Reproduce the full listing that appears beneath this instruction exactly.

RECORDS SHOWN >>

________________________________________

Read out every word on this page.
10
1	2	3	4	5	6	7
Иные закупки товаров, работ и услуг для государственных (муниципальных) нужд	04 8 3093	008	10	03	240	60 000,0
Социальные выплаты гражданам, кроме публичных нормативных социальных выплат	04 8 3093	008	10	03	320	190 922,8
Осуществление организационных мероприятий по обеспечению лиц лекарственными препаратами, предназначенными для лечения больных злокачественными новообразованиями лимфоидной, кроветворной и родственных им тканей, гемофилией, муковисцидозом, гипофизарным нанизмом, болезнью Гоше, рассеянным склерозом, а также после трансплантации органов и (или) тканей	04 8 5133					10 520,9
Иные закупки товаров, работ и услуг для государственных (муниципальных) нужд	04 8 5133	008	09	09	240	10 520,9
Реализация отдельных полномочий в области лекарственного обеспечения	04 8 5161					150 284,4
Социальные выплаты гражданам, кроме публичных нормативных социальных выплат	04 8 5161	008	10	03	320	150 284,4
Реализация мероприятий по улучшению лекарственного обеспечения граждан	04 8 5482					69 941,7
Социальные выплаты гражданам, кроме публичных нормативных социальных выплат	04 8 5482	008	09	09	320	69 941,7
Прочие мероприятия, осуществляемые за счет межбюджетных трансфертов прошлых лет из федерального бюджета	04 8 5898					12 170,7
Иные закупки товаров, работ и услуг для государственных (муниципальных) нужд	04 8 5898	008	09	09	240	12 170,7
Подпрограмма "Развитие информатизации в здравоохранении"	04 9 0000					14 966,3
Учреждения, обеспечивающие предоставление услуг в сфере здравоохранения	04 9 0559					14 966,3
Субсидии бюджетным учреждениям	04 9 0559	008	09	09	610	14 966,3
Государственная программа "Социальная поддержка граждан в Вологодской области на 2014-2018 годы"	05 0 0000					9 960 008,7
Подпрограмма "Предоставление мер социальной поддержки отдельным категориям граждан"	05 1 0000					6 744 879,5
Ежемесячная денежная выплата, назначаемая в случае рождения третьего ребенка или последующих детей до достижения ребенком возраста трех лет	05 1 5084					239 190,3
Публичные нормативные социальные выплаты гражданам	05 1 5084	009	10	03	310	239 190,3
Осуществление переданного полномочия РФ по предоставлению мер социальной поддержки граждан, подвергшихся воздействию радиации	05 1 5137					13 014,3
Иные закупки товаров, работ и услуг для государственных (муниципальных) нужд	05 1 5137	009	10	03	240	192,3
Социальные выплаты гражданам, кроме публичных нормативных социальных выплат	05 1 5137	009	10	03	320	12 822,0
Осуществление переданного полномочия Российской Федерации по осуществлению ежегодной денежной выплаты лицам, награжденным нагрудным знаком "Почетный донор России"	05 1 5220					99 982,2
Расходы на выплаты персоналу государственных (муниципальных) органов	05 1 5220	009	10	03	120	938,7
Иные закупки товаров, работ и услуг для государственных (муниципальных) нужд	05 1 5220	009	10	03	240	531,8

________________________________________

OUTPUT >>
Read out every word on this page.
10
1	2	3	4	5	6	7
Иные закупки товаров, работ и услуг для государственных (муниципальных) нужд	04 8 3093	008	10	03	240	60 000,0
Социальные выплаты гражданам, кроме публичных нормативных социальных выплат	04 8 3093	008	10	03	320	190 922,8
Осуществление организационных мероприятий по обеспечению лиц лекарственными препаратами, предназначенными для лечения больных злокачественными новообразованиями лимфоидной, кроветворной и родственных им тканей, гемофилией, муковисцидозом, гипофизарным нанизмом, болезнью Гоше, рассеянным склерозом, а также после трансплантации органов и (или) тканей	04 8 5133					10 520,9
Иные закупки товаров, работ и услуг для государственных (муниципальных) нужд	04 8 5133	008	09	09	240	10 520,9
Реализация отдельных полномочий в области лекарственного обеспечения	04 8 5161					150 284,4
Социальные выплаты гражданам, кроме публичных нормативных социальных выплат	04 8 5161	008	10	03	320	150 284,4
Реализация мероприятий по улучшению лекарственного обеспечения граждан	04 8 5482					69 941,7
Социальные выплаты гражданам, кроме публичных нормативных социальных выплат	04 8 5482	008	09	09	320	69 941,7
Прочие мероприятия, осуществляемые за счет межбюджетных трансфертов прошлых лет из федерального бюджета	04 8 5898					12 170,7
Иные закупки товаров, работ и услуг для государственных (муниципальных) нужд	04 8 5898	008	09	09	240	12 170,7
Подпрограмма "Развитие информатизации в здравоохранении"	04 9 0000					14 966,3
Учреждения, обеспечивающие предоставление услуг в сфере здравоохранения	04 9 0559					14 966,3
Субсидии бюджетным учреждениям	04 9 0559	008	09	09	610	14 966,3
Государственная программа "Социальная поддержка граждан в Вологодской области на 2014-2018 годы"	05 0 0000					9 960 008,7
Подпрограмма "Предоставление мер социальной поддержки отдельным категориям граждан"	05 1 0000					6 744 879,5
Ежемесячная денежная выплата, назначаемая в случае рождения третьего ребенка или последующих детей до достижения ребенком возраста трех лет	05 1 5084					239 190,3
Публичные нормативные социальные выплаты гражданам	05 1 5084	009	10	03	310	239 190,3
Осуществление переданного полномочия РФ по предоставлению мер социальной поддержки граждан, подвергшихся воздействию радиации	05 1 5137					13 014,3
Иные закупки товаров, работ и услуг для государственных (муниципальных) нужд	05 1 5137	009	10	03	240	192,3
Социальные выплаты гражданам, кроме публичных нормативных социальных выплат	05 1 5137	009	10	03	320	12 822,0
Осуществление переданного полномочия Российской Федерации по осуществлению ежегодной денежной выплаты лицам, награжденным нагрудным знаком "Почетный донор России"	05 1 5220					99 982,2
Расходы на выплаты персоналу государственных (муниципальных) органов	05 1 5220	009	10	03	120	938,7
Иные закупки товаров, работ и услуг для государственных (муниципальных) нужд	05 1 5220	009	10	03	240	531,8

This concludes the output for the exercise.